What lines of the data hold the string "color"? Pull each one out.

[Records from a collection of figures]

** Begin **

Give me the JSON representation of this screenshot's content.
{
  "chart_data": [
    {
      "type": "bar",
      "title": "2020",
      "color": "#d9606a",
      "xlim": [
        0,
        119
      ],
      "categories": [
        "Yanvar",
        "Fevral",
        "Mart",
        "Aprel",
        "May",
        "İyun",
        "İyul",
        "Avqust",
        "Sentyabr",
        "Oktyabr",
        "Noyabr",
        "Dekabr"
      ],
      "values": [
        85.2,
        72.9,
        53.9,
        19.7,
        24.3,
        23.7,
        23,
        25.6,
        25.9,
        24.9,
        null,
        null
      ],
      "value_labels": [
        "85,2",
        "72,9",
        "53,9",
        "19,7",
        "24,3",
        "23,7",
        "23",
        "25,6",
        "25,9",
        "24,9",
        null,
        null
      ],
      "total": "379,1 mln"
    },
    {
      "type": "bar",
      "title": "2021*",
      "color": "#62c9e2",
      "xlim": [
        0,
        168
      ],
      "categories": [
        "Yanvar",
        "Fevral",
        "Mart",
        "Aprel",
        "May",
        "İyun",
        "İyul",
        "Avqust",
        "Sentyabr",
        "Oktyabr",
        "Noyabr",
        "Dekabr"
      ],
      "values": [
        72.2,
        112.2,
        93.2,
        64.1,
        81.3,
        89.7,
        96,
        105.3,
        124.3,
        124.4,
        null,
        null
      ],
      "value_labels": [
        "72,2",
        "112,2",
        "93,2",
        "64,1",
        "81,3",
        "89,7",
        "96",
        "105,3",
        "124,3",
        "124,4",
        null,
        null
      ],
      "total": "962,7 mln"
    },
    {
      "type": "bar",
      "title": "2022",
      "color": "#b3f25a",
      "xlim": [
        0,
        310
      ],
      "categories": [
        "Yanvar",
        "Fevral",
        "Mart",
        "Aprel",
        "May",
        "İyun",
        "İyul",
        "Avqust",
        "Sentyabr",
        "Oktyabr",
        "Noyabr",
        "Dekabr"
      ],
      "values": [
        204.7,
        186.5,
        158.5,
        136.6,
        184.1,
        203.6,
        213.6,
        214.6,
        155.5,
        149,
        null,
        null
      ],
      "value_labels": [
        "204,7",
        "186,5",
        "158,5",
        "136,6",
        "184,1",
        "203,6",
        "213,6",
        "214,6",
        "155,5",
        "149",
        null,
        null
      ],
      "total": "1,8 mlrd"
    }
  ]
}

** End **

* _Result_:
      "color": "#d9606a",
      "color": "#62c9e2",
      "color": "#b3f25a",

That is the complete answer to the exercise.